Requirement
Repeat each record below exactly, dropping the pictures.

Data items:
#####
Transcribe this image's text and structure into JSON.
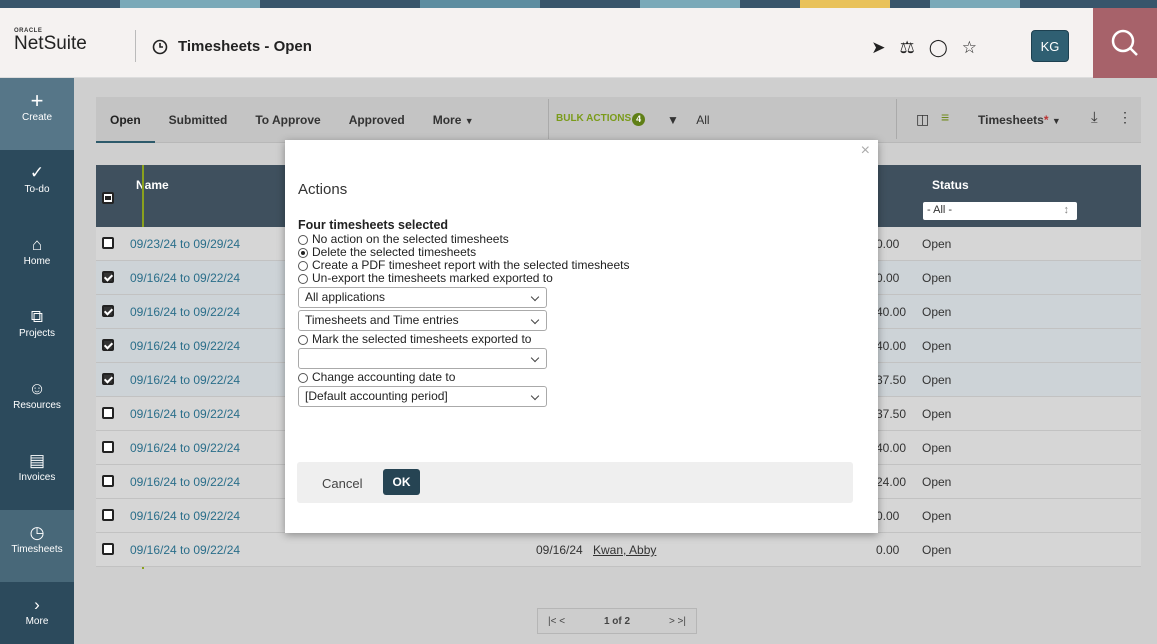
{
  "header": {
    "brand_top": "ORACLE",
    "brand_name": "NetSuite",
    "page_title": "Timesheets - Open",
    "avatar_initials": "KG"
  },
  "nav": {
    "items": [
      {
        "label": "Create",
        "icon": "plus-icon"
      },
      {
        "label": "To-do",
        "icon": "check-circle-icon"
      },
      {
        "label": "Home",
        "icon": "home-icon"
      },
      {
        "label": "Projects",
        "icon": "projects-icon"
      },
      {
        "label": "Resources",
        "icon": "people-icon"
      },
      {
        "label": "Invoices",
        "icon": "invoice-icon"
      },
      {
        "label": "Timesheets",
        "icon": "clock-icon"
      },
      {
        "label": "More",
        "icon": "chevron-right-icon"
      }
    ]
  },
  "toolbar": {
    "tabs": [
      "Open",
      "Submitted",
      "To Approve",
      "Approved",
      "More"
    ],
    "bulk_actions": "BULK ACTIONS",
    "bulk_count": "4",
    "filter_value": "All",
    "view_label": "Timesheets"
  },
  "table": {
    "columns": {
      "name": "Name",
      "status": "Status"
    },
    "status_filter": "- All -",
    "rows": [
      {
        "name": "09/23/24 to 09/29/24",
        "amount": "0.00",
        "status": "Open",
        "checked": false
      },
      {
        "name": "09/16/24 to 09/22/24",
        "amount": "0.00",
        "status": "Open",
        "checked": true
      },
      {
        "name": "09/16/24 to 09/22/24",
        "amount": "40.00",
        "status": "Open",
        "checked": true
      },
      {
        "name": "09/16/24 to 09/22/24",
        "amount": "40.00",
        "status": "Open",
        "checked": true
      },
      {
        "name": "09/16/24 to 09/22/24",
        "amount": "37.50",
        "status": "Open",
        "checked": true
      },
      {
        "name": "09/16/24 to 09/22/24",
        "amount": "37.50",
        "status": "Open",
        "checked": false
      },
      {
        "name": "09/16/24 to 09/22/24",
        "amount": "40.00",
        "status": "Open",
        "checked": false
      },
      {
        "name": "09/16/24 to 09/22/24",
        "amount": "24.00",
        "status": "Open",
        "checked": false
      },
      {
        "name": "09/16/24 to 09/22/24",
        "amount": "0.00",
        "status": "Open",
        "checked": false
      },
      {
        "name": "09/16/24 to 09/22/24",
        "date": "09/16/24",
        "employee": "Kwan, Abby",
        "amount": "0.00",
        "status": "Open",
        "checked": false
      }
    ]
  },
  "pager": {
    "text": "1 of 2"
  },
  "modal": {
    "title": "Actions",
    "subtitle": "Four timesheets selected",
    "options": [
      "No action on the selected timesheets",
      "Delete the selected timesheets",
      "Create a PDF timesheet report with the selected timesheets",
      "Un-export the timesheets marked exported to",
      "Mark the selected timesheets exported to",
      "Change accounting date to"
    ],
    "selected_option": 1,
    "select_applications": "All applications",
    "select_entries": "Timesheets and Time entries",
    "select_export_target": "",
    "select_period": "[Default accounting period]",
    "cancel": "Cancel",
    "ok": "OK"
  }
}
#####
Correct output
Transcribe this image's text and structure into JSON.
{
  "header": {
    "brand_top": "ORACLE",
    "brand_name": "NetSuite",
    "page_title": "Timesheets - Open",
    "avatar_initials": "KG"
  },
  "nav": {
    "items": [
      {
        "label": "Create",
        "icon": "plus-icon"
      },
      {
        "label": "To-do",
        "icon": "check-circle-icon"
      },
      {
        "label": "Home",
        "icon": "home-icon"
      },
      {
        "label": "Projects",
        "icon": "projects-icon"
      },
      {
        "label": "Resources",
        "icon": "people-icon"
      },
      {
        "label": "Invoices",
        "icon": "invoice-icon"
      },
      {
        "label": "Timesheets",
        "icon": "clock-icon"
      },
      {
        "label": "More",
        "icon": "chevron-right-icon"
      }
    ]
  },
  "toolbar": {
    "tabs": [
      "Open",
      "Submitted",
      "To Approve",
      "Approved",
      "More"
    ],
    "bulk_actions": "BULK ACTIONS",
    "bulk_count": "4",
    "filter_value": "All",
    "view_label": "Timesheets"
  },
  "table": {
    "columns": {
      "name": "Name",
      "status": "Status"
    },
    "status_filter": "- All -",
    "rows": [
      {
        "name": "09/23/24 to 09/29/24",
        "amount": "0.00",
        "status": "Open",
        "checked": false
      },
      {
        "name": "09/16/24 to 09/22/24",
        "amount": "0.00",
        "status": "Open",
        "checked": true
      },
      {
        "name": "09/16/24 to 09/22/24",
        "amount": "40.00",
        "status": "Open",
        "checked": true
      },
      {
        "name": "09/16/24 to 09/22/24",
        "amount": "40.00",
        "status": "Open",
        "checked": true
      },
      {
        "name": "09/16/24 to 09/22/24",
        "amount": "37.50",
        "status": "Open",
        "checked": true
      },
      {
        "name": "09/16/24 to 09/22/24",
        "amount": "37.50",
        "status": "Open",
        "checked": false
      },
      {
        "name": "09/16/24 to 09/22/24",
        "amount": "40.00",
        "status": "Open",
        "checked": false
      },
      {
        "name": "09/16/24 to 09/22/24",
        "amount": "24.00",
        "status": "Open",
        "checked": false
      },
      {
        "name": "09/16/24 to 09/22/24",
        "amount": "0.00",
        "status": "Open",
        "checked": false
      },
      {
        "name": "09/16/24 to 09/22/24",
        "date": "09/16/24",
        "employee": "Kwan, Abby",
        "amount": "0.00",
        "status": "Open",
        "checked": false
      }
    ]
  },
  "pager": {
    "text": "1 of 2"
  },
  "modal": {
    "title": "Actions",
    "subtitle": "Four timesheets selected",
    "options": [
      "No action on the selected timesheets",
      "Delete the selected timesheets",
      "Create a PDF timesheet report with the selected timesheets",
      "Un-export the timesheets marked exported to",
      "Mark the selected timesheets exported to",
      "Change accounting date to"
    ],
    "selected_option": 1,
    "select_applications": "All applications",
    "select_entries": "Timesheets and Time entries",
    "select_export_target": "",
    "select_period": "[Default accounting period]",
    "cancel": "Cancel",
    "ok": "OK"
  }
}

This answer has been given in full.